(Stored entries)
* * *
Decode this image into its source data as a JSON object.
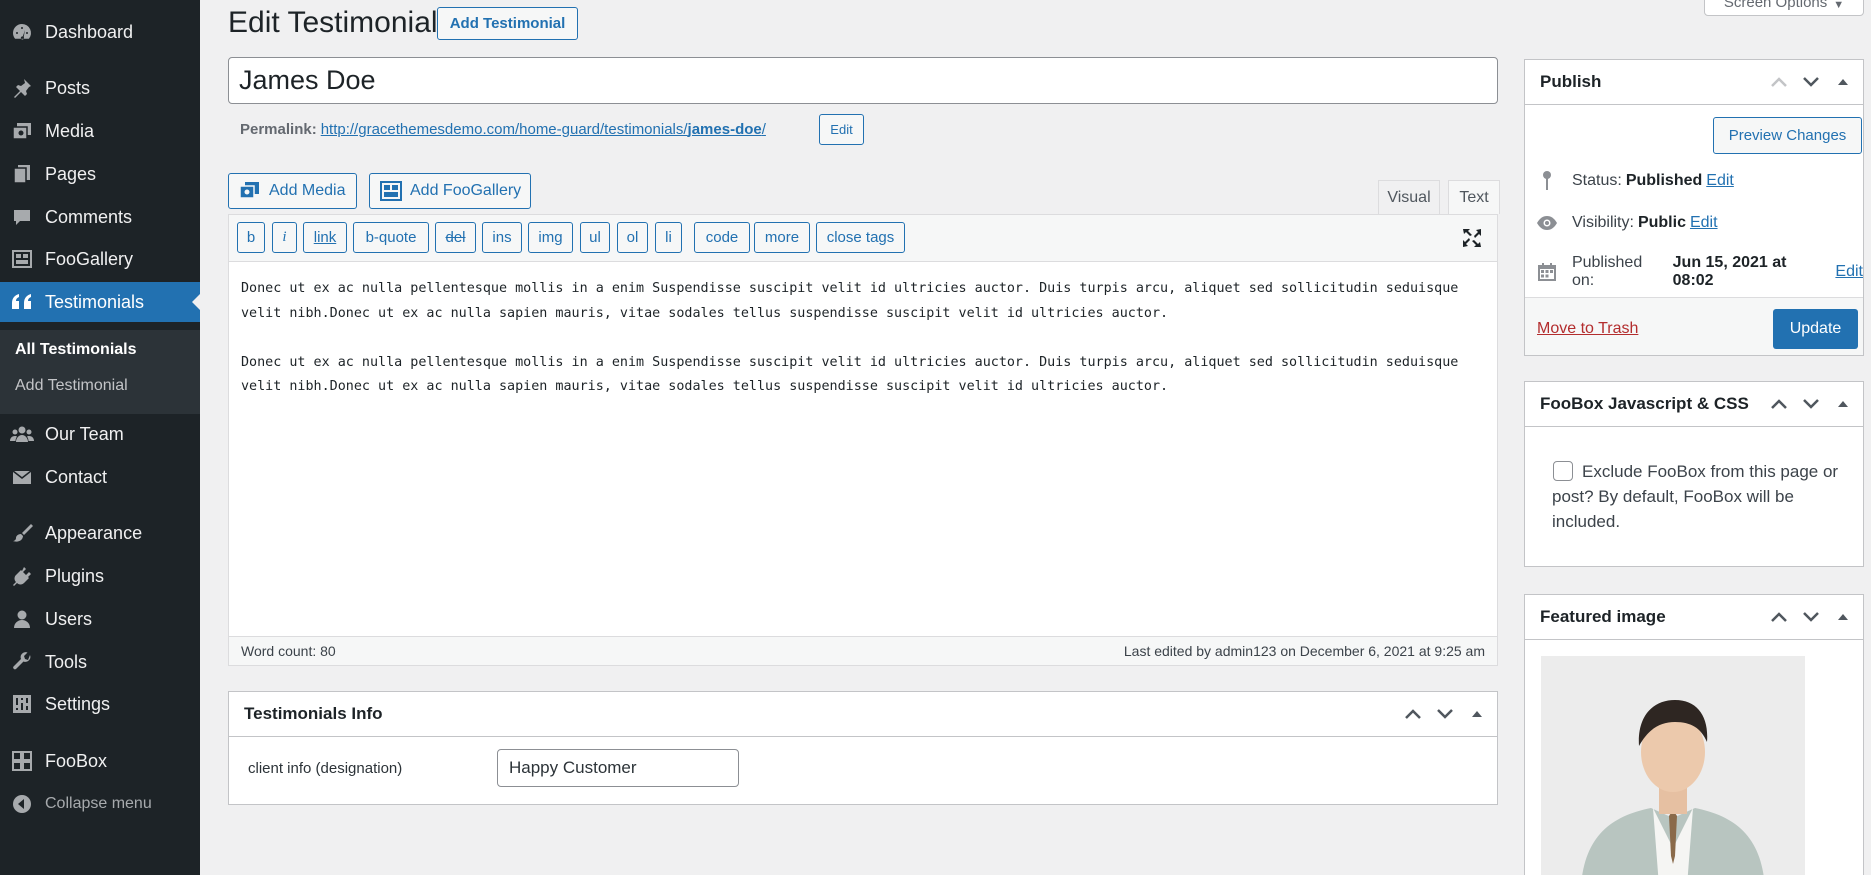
{
  "sidebar": {
    "items": [
      {
        "label": "Dashboard",
        "icon": "dashboard-icon"
      },
      {
        "label": "Posts",
        "icon": "pin-icon"
      },
      {
        "label": "Media",
        "icon": "media-icon"
      },
      {
        "label": "Pages",
        "icon": "pages-icon"
      },
      {
        "label": "Comments",
        "icon": "comment-icon"
      },
      {
        "label": "FooGallery",
        "icon": "gallery-icon"
      },
      {
        "label": "Testimonials",
        "icon": "quote-icon"
      },
      {
        "label": "Our Team",
        "icon": "team-icon"
      },
      {
        "label": "Contact",
        "icon": "mail-icon"
      },
      {
        "label": "Appearance",
        "icon": "brush-icon"
      },
      {
        "label": "Plugins",
        "icon": "plug-icon"
      },
      {
        "label": "Users",
        "icon": "user-icon"
      },
      {
        "label": "Tools",
        "icon": "wrench-icon"
      },
      {
        "label": "Settings",
        "icon": "settings-icon"
      },
      {
        "label": "FooBox",
        "icon": "grid-icon"
      }
    ],
    "submenu": [
      "All Testimonials",
      "Add Testimonial"
    ],
    "collapse_label": "Collapse menu"
  },
  "header": {
    "screen_options": "Screen Options",
    "title": "Edit Testimonial",
    "add_new_label": "Add Testimonial"
  },
  "post": {
    "title": "James Doe",
    "permalink_label": "Permalink:",
    "permalink_base": "http://gracethemesdemo.com/home-guard/testimonials/",
    "permalink_slug": "james-doe",
    "permalink_end": "/",
    "permalink_edit": "Edit"
  },
  "editor": {
    "add_media": "Add Media",
    "add_foogallery": "Add FooGallery",
    "tab_visual": "Visual",
    "tab_text": "Text",
    "quicktags": [
      "b",
      "i",
      "link",
      "b-quote",
      "del",
      "ins",
      "img",
      "ul",
      "ol",
      "li",
      "code",
      "more",
      "close tags"
    ],
    "paragraphs": [
      "Donec ut ex ac nulla pellentesque mollis in a enim Suspendisse suscipit velit id ultricies auctor. Duis turpis arcu, aliquet sed sollicitudin seduisque velit nibh.Donec ut ex ac nulla sapien mauris, vitae sodales tellus suspendisse suscipit velit id ultricies auctor.",
      "Donec ut ex ac nulla pellentesque mollis in a enim Suspendisse suscipit velit id ultricies auctor. Duis turpis arcu, aliquet sed sollicitudin seduisque velit nibh.Donec ut ex ac nulla sapien mauris, vitae sodales tellus suspendisse suscipit velit id ultricies auctor."
    ],
    "word_count": "Word count: 80",
    "last_edited": "Last edited by admin123 on December 6, 2021 at 9:25 am"
  },
  "testimonials_info": {
    "title": "Testimonials Info",
    "field_label": "client info (designation)",
    "field_value": "Happy Customer"
  },
  "publish": {
    "title": "Publish",
    "preview_label": "Preview Changes",
    "status_label": "Status:",
    "status_value": "Published",
    "visibility_label": "Visibility:",
    "visibility_value": "Public",
    "published_label": "Published on:",
    "published_value": "Jun 15, 2021 at 08:02",
    "edit_label": "Edit",
    "trash_label": "Move to Trash",
    "update_label": "Update"
  },
  "foobox": {
    "title": "FooBox Javascript & CSS",
    "checkbox_label": "Exclude FooBox from this page or post? By default, FooBox will be included."
  },
  "featured": {
    "title": "Featured image"
  },
  "colors": {
    "sidebar_bg": "#1d2327",
    "accent": "#2271b1",
    "trash": "#b32d2e"
  }
}
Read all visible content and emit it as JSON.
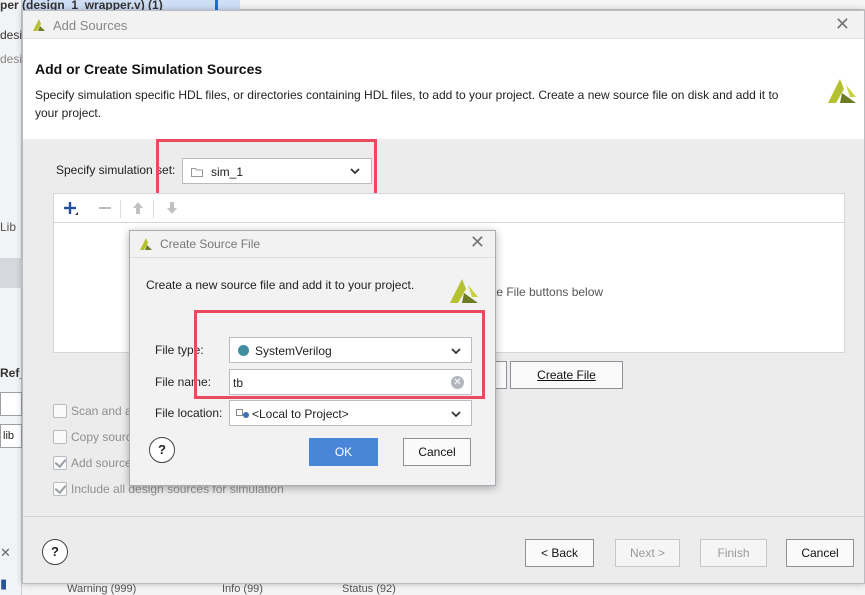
* * *
> **THE EXERCISE**: Reproduce the records verbatim, omitting all images they contain.

> **WRITTEN REPLY**:
Decode this image into its source data as a JSON object.
{
  "sidebar": {
    "items": [
      {
        "label": "Dashboard",
        "icon": "dashboard-icon"
      },
      {
        "label": "Posts",
        "icon": "pin-icon"
      },
      {
        "label": "Media",
        "icon": "media-icon"
      },
      {
        "label": "Pages",
        "icon": "pages-icon"
      },
      {
        "label": "Comments",
        "icon": "comment-icon"
      },
      {
        "label": "FooGallery",
        "icon": "gallery-icon"
      },
      {
        "label": "Testimonials",
        "icon": "quote-icon"
      },
      {
        "label": "Our Team",
        "icon": "team-icon"
      },
      {
        "label": "Contact",
        "icon": "mail-icon"
      },
      {
        "label": "Appearance",
        "icon": "brush-icon"
      },
      {
        "label": "Plugins",
        "icon": "plug-icon"
      },
      {
        "label": "Users",
        "icon": "user-icon"
      },
      {
        "label": "Tools",
        "icon": "wrench-icon"
      },
      {
        "label": "Settings",
        "icon": "settings-icon"
      },
      {
        "label": "FooBox",
        "icon": "grid-icon"
      }
    ],
    "submenu": [
      "All Testimonials",
      "Add Testimonial"
    ],
    "collapse_label": "Collapse menu"
  },
  "header": {
    "screen_options": "Screen Options",
    "title": "Edit Testimonial",
    "add_new_label": "Add Testimonial"
  },
  "post": {
    "title": "James Doe",
    "permalink_label": "Permalink:",
    "permalink_base": "http://gracethemesdemo.com/home-guard/testimonials/",
    "permalink_slug": "james-doe",
    "permalink_end": "/",
    "permalink_edit": "Edit"
  },
  "editor": {
    "add_media": "Add Media",
    "add_foogallery": "Add FooGallery",
    "tab_visual": "Visual",
    "tab_text": "Text",
    "quicktags": [
      "b",
      "i",
      "link",
      "b-quote",
      "del",
      "ins",
      "img",
      "ul",
      "ol",
      "li",
      "code",
      "more",
      "close tags"
    ],
    "paragraphs": [
      "Donec ut ex ac nulla pellentesque mollis in a enim Suspendisse suscipit velit id ultricies auctor. Duis turpis arcu, aliquet sed sollicitudin seduisque velit nibh.Donec ut ex ac nulla sapien mauris, vitae sodales tellus suspendisse suscipit velit id ultricies auctor.",
      "Donec ut ex ac nulla pellentesque mollis in a enim Suspendisse suscipit velit id ultricies auctor. Duis turpis arcu, aliquet sed sollicitudin seduisque velit nibh.Donec ut ex ac nulla sapien mauris, vitae sodales tellus suspendisse suscipit velit id ultricies auctor."
    ],
    "word_count": "Word count: 80",
    "last_edited": "Last edited by admin123 on December 6, 2021 at 9:25 am"
  },
  "testimonials_info": {
    "title": "Testimonials Info",
    "field_label": "client info (designation)",
    "field_value": "Happy Customer"
  },
  "publish": {
    "title": "Publish",
    "preview_label": "Preview Changes",
    "status_label": "Status:",
    "status_value": "Published",
    "visibility_label": "Visibility:",
    "visibility_value": "Public",
    "published_label": "Published on:",
    "published_value": "Jun 15, 2021 at 08:02",
    "edit_label": "Edit",
    "trash_label": "Move to Trash",
    "update_label": "Update"
  },
  "foobox": {
    "title": "FooBox Javascript & CSS",
    "checkbox_label": "Exclude FooBox from this page or post? By default, FooBox will be included."
  },
  "featured": {
    "title": "Featured image"
  },
  "colors": {
    "sidebar_bg": "#1d2327",
    "accent": "#2271b1",
    "trash": "#b32d2e"
  }
}
Read all visible content and emit it as JSON.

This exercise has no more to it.